Written instruction: Give the rows from the start through the line containing "device-icon bbox=[10, 82, 18, 90]" as a JSON list of strings, one string per line, leaving out blank lines.
══════════
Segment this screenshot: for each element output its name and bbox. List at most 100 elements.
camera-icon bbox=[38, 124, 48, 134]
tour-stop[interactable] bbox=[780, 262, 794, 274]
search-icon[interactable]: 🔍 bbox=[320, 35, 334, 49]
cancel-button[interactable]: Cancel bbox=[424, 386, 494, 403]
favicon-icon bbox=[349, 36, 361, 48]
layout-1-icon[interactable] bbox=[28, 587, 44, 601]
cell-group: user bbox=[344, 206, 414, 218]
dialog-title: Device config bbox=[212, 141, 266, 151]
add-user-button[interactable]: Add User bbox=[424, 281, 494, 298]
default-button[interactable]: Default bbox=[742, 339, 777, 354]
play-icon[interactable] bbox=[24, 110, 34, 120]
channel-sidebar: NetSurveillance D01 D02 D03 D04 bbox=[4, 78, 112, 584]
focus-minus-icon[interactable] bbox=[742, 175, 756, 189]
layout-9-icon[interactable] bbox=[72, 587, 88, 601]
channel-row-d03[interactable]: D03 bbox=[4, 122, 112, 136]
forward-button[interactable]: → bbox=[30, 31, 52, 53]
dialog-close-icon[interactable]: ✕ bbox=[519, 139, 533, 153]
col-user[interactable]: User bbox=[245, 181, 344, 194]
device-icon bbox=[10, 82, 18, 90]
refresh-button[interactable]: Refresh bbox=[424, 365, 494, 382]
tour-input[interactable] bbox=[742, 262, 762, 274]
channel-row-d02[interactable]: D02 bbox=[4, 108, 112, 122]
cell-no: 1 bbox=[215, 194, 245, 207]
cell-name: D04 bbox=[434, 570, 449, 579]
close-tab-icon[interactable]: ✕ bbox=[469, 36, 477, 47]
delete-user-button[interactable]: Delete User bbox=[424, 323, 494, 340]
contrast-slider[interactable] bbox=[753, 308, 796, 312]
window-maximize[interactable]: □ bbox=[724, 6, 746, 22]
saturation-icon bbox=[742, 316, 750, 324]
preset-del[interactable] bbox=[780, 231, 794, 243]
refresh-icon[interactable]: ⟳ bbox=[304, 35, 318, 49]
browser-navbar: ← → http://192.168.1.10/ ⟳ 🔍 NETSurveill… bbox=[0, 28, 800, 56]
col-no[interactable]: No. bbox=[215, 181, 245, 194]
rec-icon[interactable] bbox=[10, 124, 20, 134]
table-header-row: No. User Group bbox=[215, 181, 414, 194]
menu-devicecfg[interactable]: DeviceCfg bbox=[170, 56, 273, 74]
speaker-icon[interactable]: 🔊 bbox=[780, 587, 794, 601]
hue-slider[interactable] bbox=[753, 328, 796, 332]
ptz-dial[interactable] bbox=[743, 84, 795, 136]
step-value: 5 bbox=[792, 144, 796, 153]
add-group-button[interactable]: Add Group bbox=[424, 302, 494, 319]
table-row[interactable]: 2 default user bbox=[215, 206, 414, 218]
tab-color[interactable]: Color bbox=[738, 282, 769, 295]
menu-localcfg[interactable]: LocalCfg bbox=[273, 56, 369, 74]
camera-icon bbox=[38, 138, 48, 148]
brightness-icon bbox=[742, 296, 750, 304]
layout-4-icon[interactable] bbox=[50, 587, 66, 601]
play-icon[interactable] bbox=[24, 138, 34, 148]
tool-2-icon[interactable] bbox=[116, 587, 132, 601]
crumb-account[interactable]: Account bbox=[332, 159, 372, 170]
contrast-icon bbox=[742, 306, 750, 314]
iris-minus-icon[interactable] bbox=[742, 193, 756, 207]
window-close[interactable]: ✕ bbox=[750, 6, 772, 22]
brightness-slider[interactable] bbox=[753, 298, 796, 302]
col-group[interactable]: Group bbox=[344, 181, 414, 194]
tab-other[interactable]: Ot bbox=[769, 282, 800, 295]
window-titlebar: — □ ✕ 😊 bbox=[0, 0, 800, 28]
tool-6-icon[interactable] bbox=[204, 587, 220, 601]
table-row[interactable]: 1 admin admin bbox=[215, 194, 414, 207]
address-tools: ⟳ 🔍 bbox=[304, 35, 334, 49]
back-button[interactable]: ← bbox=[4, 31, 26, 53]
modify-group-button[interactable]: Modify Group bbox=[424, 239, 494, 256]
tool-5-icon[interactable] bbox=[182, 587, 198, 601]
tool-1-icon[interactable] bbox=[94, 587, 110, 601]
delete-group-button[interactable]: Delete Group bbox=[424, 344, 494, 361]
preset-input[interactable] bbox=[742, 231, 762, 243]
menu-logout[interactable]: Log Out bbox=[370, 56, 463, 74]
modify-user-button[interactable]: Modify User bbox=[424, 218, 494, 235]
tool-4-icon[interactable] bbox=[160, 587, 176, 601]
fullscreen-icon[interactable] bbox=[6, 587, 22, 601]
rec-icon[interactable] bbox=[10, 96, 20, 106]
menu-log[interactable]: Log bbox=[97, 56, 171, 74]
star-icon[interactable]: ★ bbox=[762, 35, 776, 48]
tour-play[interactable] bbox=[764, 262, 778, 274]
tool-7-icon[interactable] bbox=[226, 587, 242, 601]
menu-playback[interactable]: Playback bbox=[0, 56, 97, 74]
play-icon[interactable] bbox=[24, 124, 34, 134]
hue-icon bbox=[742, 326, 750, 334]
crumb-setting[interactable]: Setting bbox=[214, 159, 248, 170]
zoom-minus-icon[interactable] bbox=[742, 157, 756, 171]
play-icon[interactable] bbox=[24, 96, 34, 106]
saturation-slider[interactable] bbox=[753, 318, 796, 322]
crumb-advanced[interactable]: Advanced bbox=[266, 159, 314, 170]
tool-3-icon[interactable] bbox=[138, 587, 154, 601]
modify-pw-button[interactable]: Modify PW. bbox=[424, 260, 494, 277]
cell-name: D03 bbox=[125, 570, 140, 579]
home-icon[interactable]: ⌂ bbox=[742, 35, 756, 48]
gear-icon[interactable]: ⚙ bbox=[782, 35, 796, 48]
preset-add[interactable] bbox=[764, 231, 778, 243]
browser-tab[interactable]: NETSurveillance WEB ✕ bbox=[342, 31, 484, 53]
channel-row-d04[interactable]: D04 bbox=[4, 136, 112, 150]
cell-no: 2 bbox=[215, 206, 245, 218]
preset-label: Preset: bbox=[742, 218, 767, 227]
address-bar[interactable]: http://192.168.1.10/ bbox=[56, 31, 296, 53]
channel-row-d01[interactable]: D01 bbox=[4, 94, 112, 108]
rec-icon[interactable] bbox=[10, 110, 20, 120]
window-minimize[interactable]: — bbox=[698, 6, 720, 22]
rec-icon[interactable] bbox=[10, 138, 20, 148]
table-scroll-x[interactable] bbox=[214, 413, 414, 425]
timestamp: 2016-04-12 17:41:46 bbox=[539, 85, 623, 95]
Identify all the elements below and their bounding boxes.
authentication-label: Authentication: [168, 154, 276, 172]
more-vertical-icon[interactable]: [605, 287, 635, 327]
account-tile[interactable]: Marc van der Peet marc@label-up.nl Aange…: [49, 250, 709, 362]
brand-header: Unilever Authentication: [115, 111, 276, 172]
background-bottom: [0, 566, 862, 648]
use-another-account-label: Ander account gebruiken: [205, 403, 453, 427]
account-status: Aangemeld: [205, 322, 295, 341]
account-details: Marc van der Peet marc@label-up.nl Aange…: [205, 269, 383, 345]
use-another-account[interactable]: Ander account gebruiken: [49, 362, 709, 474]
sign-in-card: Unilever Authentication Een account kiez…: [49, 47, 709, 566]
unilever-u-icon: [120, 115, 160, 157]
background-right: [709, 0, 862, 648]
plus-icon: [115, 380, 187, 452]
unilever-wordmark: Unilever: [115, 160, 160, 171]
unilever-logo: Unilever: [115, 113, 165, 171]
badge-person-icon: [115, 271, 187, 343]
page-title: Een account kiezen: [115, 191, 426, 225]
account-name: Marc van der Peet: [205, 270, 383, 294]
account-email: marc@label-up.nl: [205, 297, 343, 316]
══════════
Reply to the task:
[
  "Segment this screenshot: for each element output its name and bbox. List at most 100 elements.",
  "camera-icon bbox=[38, 124, 48, 134]",
  "tour-stop[interactable] bbox=[780, 262, 794, 274]",
  "search-icon[interactable]: 🔍 bbox=[320, 35, 334, 49]",
  "cancel-button[interactable]: Cancel bbox=[424, 386, 494, 403]",
  "favicon-icon bbox=[349, 36, 361, 48]",
  "layout-1-icon[interactable] bbox=[28, 587, 44, 601]",
  "cell-group: user bbox=[344, 206, 414, 218]",
  "dialog-title: Device config bbox=[212, 141, 266, 151]",
  "add-user-button[interactable]: Add User bbox=[424, 281, 494, 298]",
  "default-button[interactable]: Default bbox=[742, 339, 777, 354]",
  "play-icon[interactable] bbox=[24, 110, 34, 120]",
  "channel-sidebar: NetSurveillance D01 D02 D03 D04 bbox=[4, 78, 112, 584]",
  "focus-minus-icon[interactable] bbox=[742, 175, 756, 189]",
  "layout-9-icon[interactable] bbox=[72, 587, 88, 601]",
  "channel-row-d03[interactable]: D03 bbox=[4, 122, 112, 136]",
  "forward-button[interactable]: → bbox=[30, 31, 52, 53]",
  "dialog-close-icon[interactable]: ✕ bbox=[519, 139, 533, 153]",
  "col-user[interactable]: User bbox=[245, 181, 344, 194]",
  "device-icon bbox=[10, 82, 18, 90]"
]